**Exercise prompt:** Your task is to give the listing below back word for word, pictures excluded.

**Available records:**
>>>

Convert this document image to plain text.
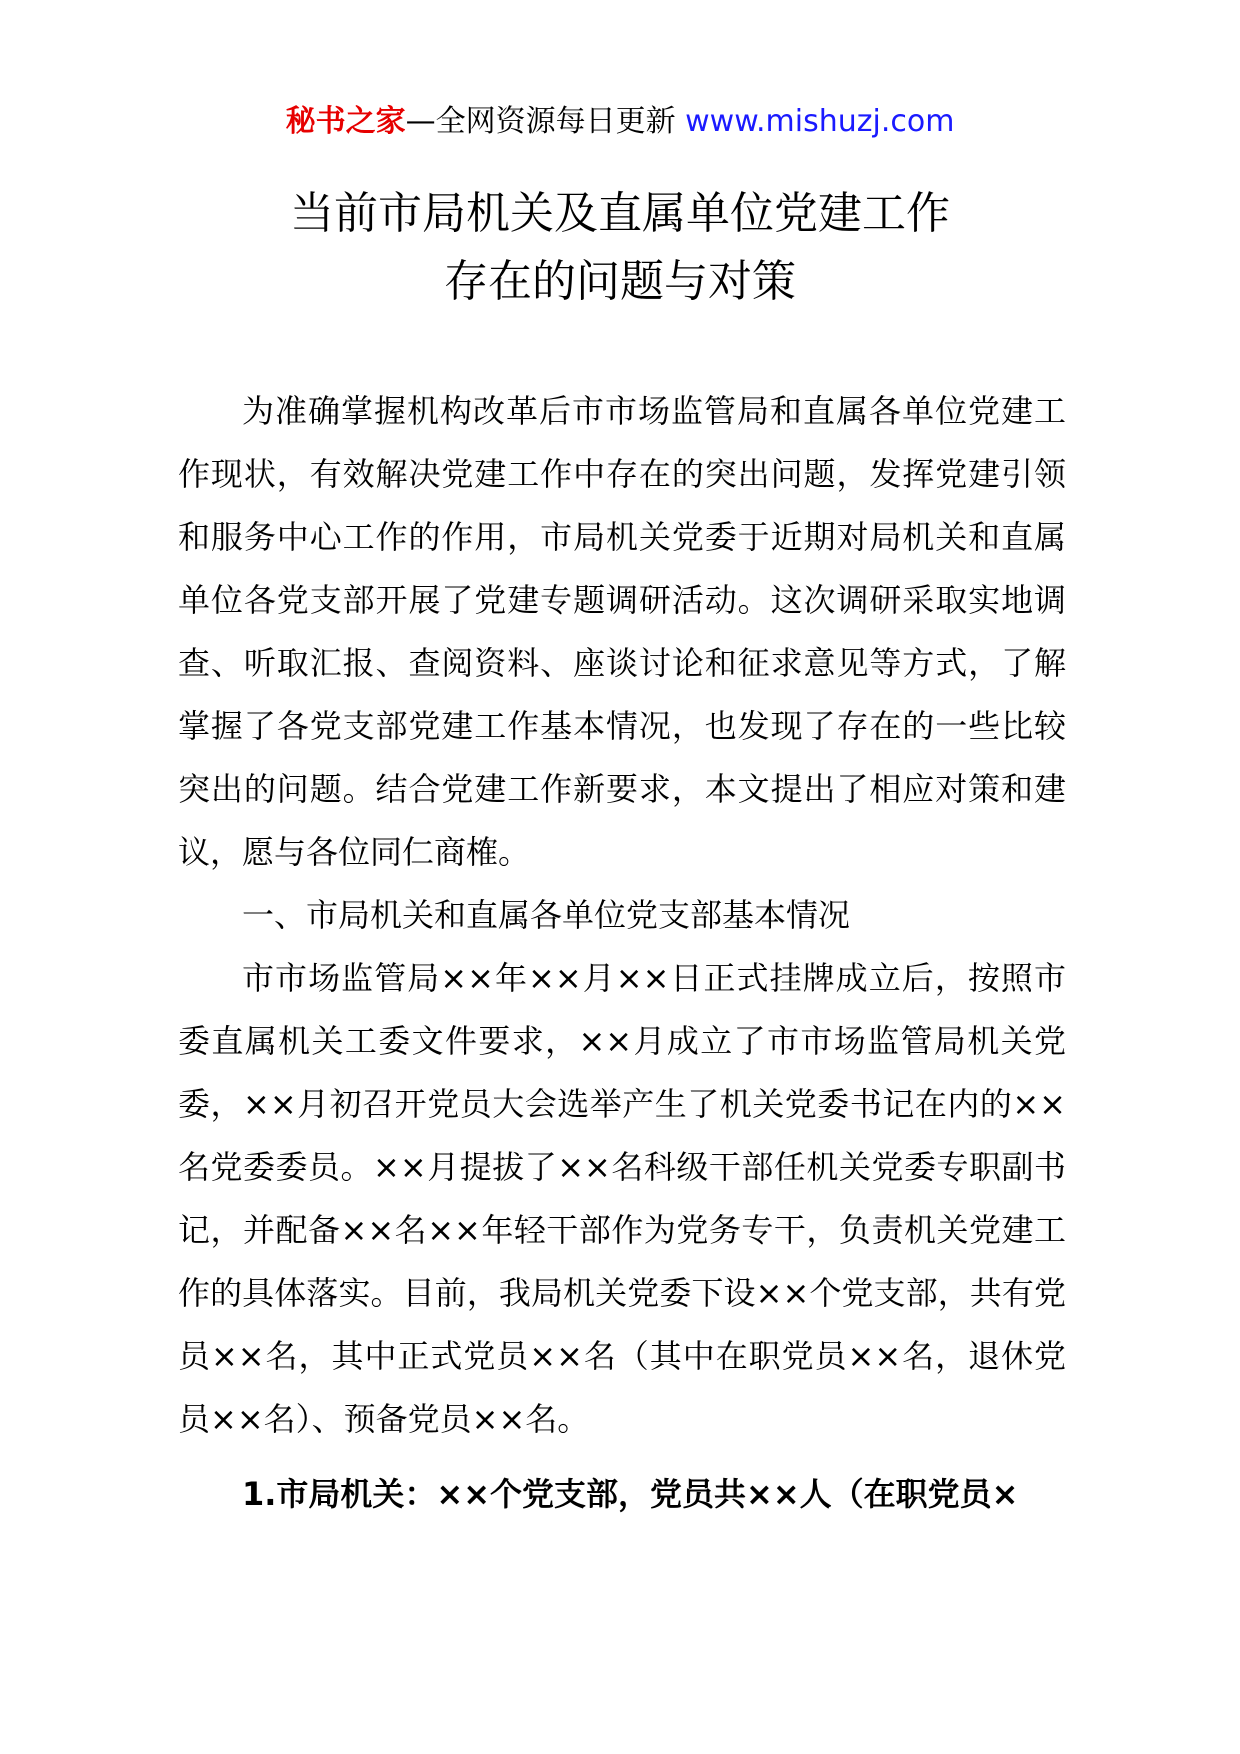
秘书之家—全网资源每日更新 www.mishuzj.com
当前市局机关及直属单位党建工作
存在的问题与对策

为准确掌握机构改革后市市场监管局和直属各单位党建工作现状，有效解决党建工作中存在的突出问题，发挥党建引领和服务中心工作的作用，市局机关党委于近期对局机关和直属单位各党支部开展了党建专题调研活动。这次调研采取实地调查、听取汇报、查阅资料、座谈讨论和征求意见等方式，了解掌握了各党支部党建工作基本情况，也发现了存在的一些比较突出的问题。结合党建工作新要求，本文提出了相应对策和建议，愿与各位同仁商榷。

一、市局机关和直属各单位党支部基本情况

市市场监管局××年××月××日正式挂牌成立后，按照市委直属机关工委文件要求，××月成立了市市场监管局机关党委，××月初召开党员大会选举产生了机关党委书记在内的××名党委委员。××月提拔了××名科级干部任机关党委专职副书记，并配备××名××年轻干部作为党务专干，负责机关党建工作的具体落实。目前，我局机关党委下设××个党支部，共有党员××名，其中正式党员××名（其中在职党员××名，退休党员××名）、预备党员××名。

1.市局机关：××个党支部，党员共××人（在职党员×
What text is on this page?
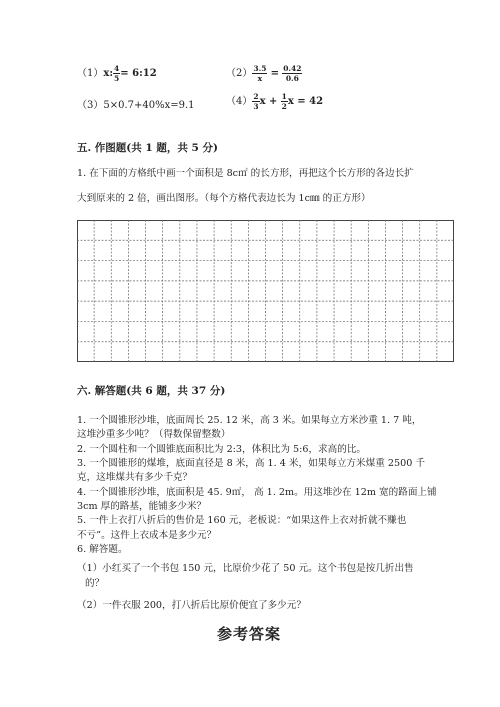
（1）x: $\frac{4}{5}$ = 6:12	$(2) \frac{3.5}{x} = \frac{0.42}{0.6}$
（3）5×0.7+40%x=9.1	$(4) \frac{2}{3}$ $x + \frac{1}{2}$ x = 42
五. 作图题(共 1 题，共 5 分)
1. 在下面的方格纸中画一个面积是 8c㎡ 的长方形，再把这个长方形的各边长扩
大到原来的 2 倍，画出图形。（每个方格代表边长为 1c㎜ 的正方形）
六. 解答题(共 6 题，共 37 分)
1. 一个圆锥形沙堆，底面周长 25. 12 米，高 3 米。如果每立方米沙重 1. 7 吨，
这堆沙重多少吨？（得数保留整数）
2. 一个圆柱和一个圆锥底面积比为 2:3，体积比为 5:6，求高的比。
3. 一个圆锥形的煤堆，底面直径是 8 米，高 1. 4 米，如果每立方米煤重 2500 千
克，这堆煤共有多少千克？
4. 一个圆锥形沙堆，底面积是 45. 9㎡， 高 1. 2m。用这堆沙在 12m 宽的路面上铺
3cm 厚的路基，能铺多少米？
5. 一件上衣打八折后的售价是 160 元，老板说：“如果这件上衣对折就不赚也
不亏”。这件上衣成本是多少元？
6. 解答题。
（1）小红买了一个书包 150 元，比原价少花了 50 元。这个书包是按几折出售
的？
（2）一件衣服 200，打八折后比原价便宜了多少元？
参考答案
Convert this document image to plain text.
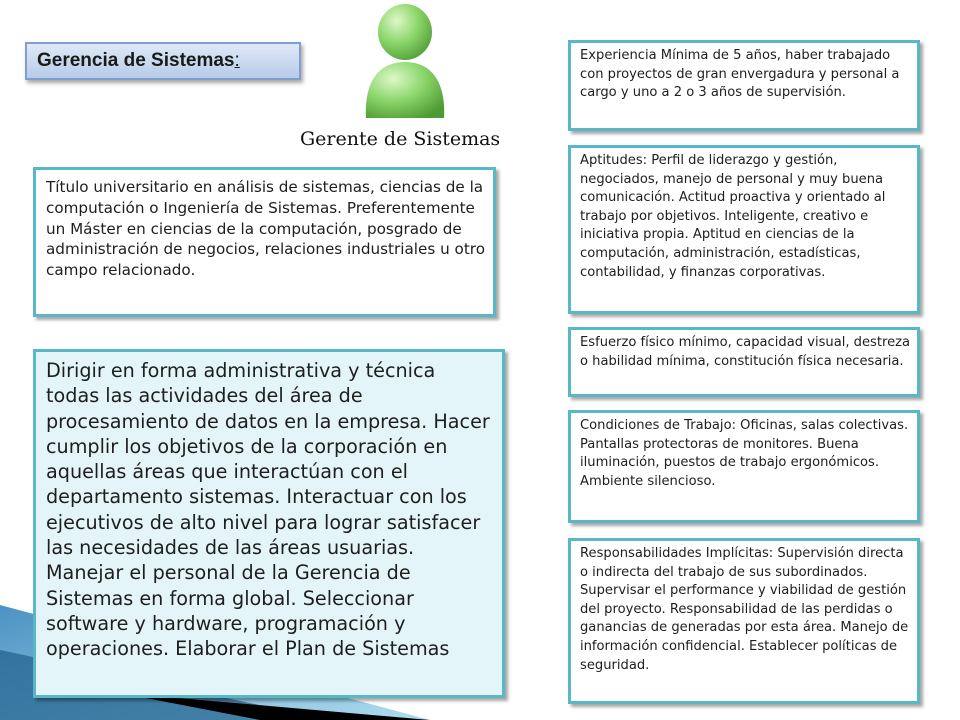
Gerencia de Sistemas:
Gerente de Sistemas
Título universitario en análisis de sistemas, ciencias de la computación o Ingeniería de Sistemas. Preferentemente un Máster en ciencias de la computación, posgrado de administración de negocios, relaciones industriales u otro campo relacionado.
Dirigir en forma administrativa y técnica todas las actividades del área de procesamiento de datos en la empresa. Hacer cumplir los objetivos de la corporación en aquellas áreas que interactúan con el departamento sistemas. Interactuar con los ejecutivos de alto nivel para lograr satisfacer las necesidades de las áreas usuarias. Manejar el personal de la Gerencia de Sistemas en forma global. Seleccionar software y hardware, programación y operaciones. Elaborar el Plan de Sistemas
Experiencia Mínima de 5 años, haber trabajado con proyectos de gran envergadura y personal a cargo y uno a 2 o 3 años de supervisión.
Aptitudes: Perfil de liderazgo y gestión, negociados, manejo de personal y muy buena comunicación. Actitud proactiva y orientado al trabajo por objetivos. Inteligente, creativo e iniciativa propia. Aptitud en ciencias de la computación, administración, estadísticas, contabilidad, y finanzas corporativas.
Esfuerzo físico mínimo, capacidad visual, destreza o habilidad mínima, constitución física necesaria.
Condiciones de Trabajo: Oficinas, salas colectivas. Pantallas protectoras de monitores. Buena iluminación, puestos de trabajo ergonómicos. Ambiente silencioso.
Responsabilidades Implícitas: Supervisión directa o indirecta del trabajo de sus subordinados. Supervisar el performance y viabilidad de gestión del proyecto. Responsabilidad de las perdidas o ganancias de generadas por esta área. Manejo de información confidencial. Establecer políticas de seguridad.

<<<

**Finished answer:**
Convert this document image to plain text.
秘书之家—全网资源每日更新 www.mishuzj.com
当前市局机关及直属单位党建工作
存在的问题与对策

为准确掌握机构改革后市市场监管局和直属各单位党建工作现状，有效解决党建工作中存在的突出问题，发挥党建引领和服务中心工作的作用，市局机关党委于近期对局机关和直属单位各党支部开展了党建专题调研活动。这次调研采取实地调查、听取汇报、查阅资料、座谈讨论和征求意见等方式，了解掌握了各党支部党建工作基本情况，也发现了存在的一些比较突出的问题。结合党建工作新要求，本文提出了相应对策和建议，愿与各位同仁商榷。

一、市局机关和直属各单位党支部基本情况

市市场监管局××年××月××日正式挂牌成立后，按照市委直属机关工委文件要求，××月成立了市市场监管局机关党委，××月初召开党员大会选举产生了机关党委书记在内的××名党委委员。××月提拔了××名科级干部任机关党委专职副书记，并配备××名××年轻干部作为党务专干，负责机关党建工作的具体落实。目前，我局机关党委下设××个党支部，共有党员××名，其中正式党员××名（其中在职党员××名，退休党员××名）、预备党员××名。

1.市局机关：××个党支部，党员共××人（在职党员×
What text is on this page?
（1）x: $\frac{4}{5}$ = 6:12	$(2) \frac{3.5}{x} = \frac{0.42}{0.6}$
（3）5×0.7+40%x=9.1	$(4) \frac{2}{3}$ $x + \frac{1}{2}$ x = 42
五. 作图题(共 1 题，共 5 分)
1. 在下面的方格纸中画一个面积是 8c㎡ 的长方形，再把这个长方形的各边长扩
大到原来的 2 倍，画出图形。（每个方格代表边长为 1c㎜ 的正方形）
六. 解答题(共 6 题，共 37 分)
1. 一个圆锥形沙堆，底面周长 25. 12 米，高 3 米。如果每立方米沙重 1. 7 吨，
这堆沙重多少吨？（得数保留整数）
2. 一个圆柱和一个圆锥底面积比为 2:3，体积比为 5:6，求高的比。
3. 一个圆锥形的煤堆，底面直径是 8 米，高 1. 4 米，如果每立方米煤重 2500 千
克，这堆煤共有多少千克？
4. 一个圆锥形沙堆，底面积是 45. 9㎡， 高 1. 2m。用这堆沙在 12m 宽的路面上铺
3cm 厚的路基，能铺多少米？
5. 一件上衣打八折后的售价是 160 元，老板说：“如果这件上衣对折就不赚也
不亏”。这件上衣成本是多少元？
6. 解答题。
（1）小红买了一个书包 150 元，比原价少花了 50 元。这个书包是按几折出售
的？
（2）一件衣服 200，打八折后比原价便宜了多少元？
参考答案
Convert this document image to plain text.
Gerencia de Sistemas:
Gerente de Sistemas
Título universitario en análisis de sistemas, ciencias de la computación o Ingeniería de Sistemas. Preferentemente un Máster en ciencias de la computación, posgrado de administración de negocios, relaciones industriales u otro campo relacionado.
Dirigir en forma administrativa y técnica todas las actividades del área de procesamiento de datos en la empresa. Hacer cumplir los objetivos de la corporación en aquellas áreas que interactúan con el departamento sistemas. Interactuar con los ejecutivos de alto nivel para lograr satisfacer las necesidades de las áreas usuarias. Manejar el personal de la Gerencia de Sistemas en forma global. Seleccionar software y hardware, programación y operaciones. Elaborar el Plan de Sistemas
Experiencia Mínima de 5 años, haber trabajado con proyectos de gran envergadura y personal a cargo y uno a 2 o 3 años de supervisión.
Aptitudes: Perfil de liderazgo y gestión, negociados, manejo de personal y muy buena comunicación. Actitud proactiva y orientado al trabajo por objetivos. Inteligente, creativo e iniciativa propia. Aptitud en ciencias de la computación, administración, estadísticas, contabilidad, y finanzas corporativas.
Esfuerzo físico mínimo, capacidad visual, destreza o habilidad mínima, constitución física necesaria.
Condiciones de Trabajo: Oficinas, salas colectivas. Pantallas protectoras de monitores. Buena iluminación, puestos de trabajo ergonómicos. Ambiente silencioso.
Responsabilidades Implícitas: Supervisión directa o indirecta del trabajo de sus subordinados. Supervisar el performance y viabilidad de gestión del proyecto. Responsabilidad de las perdidas o ganancias de generadas por esta área. Manejo de información confidencial. Establecer políticas de seguridad.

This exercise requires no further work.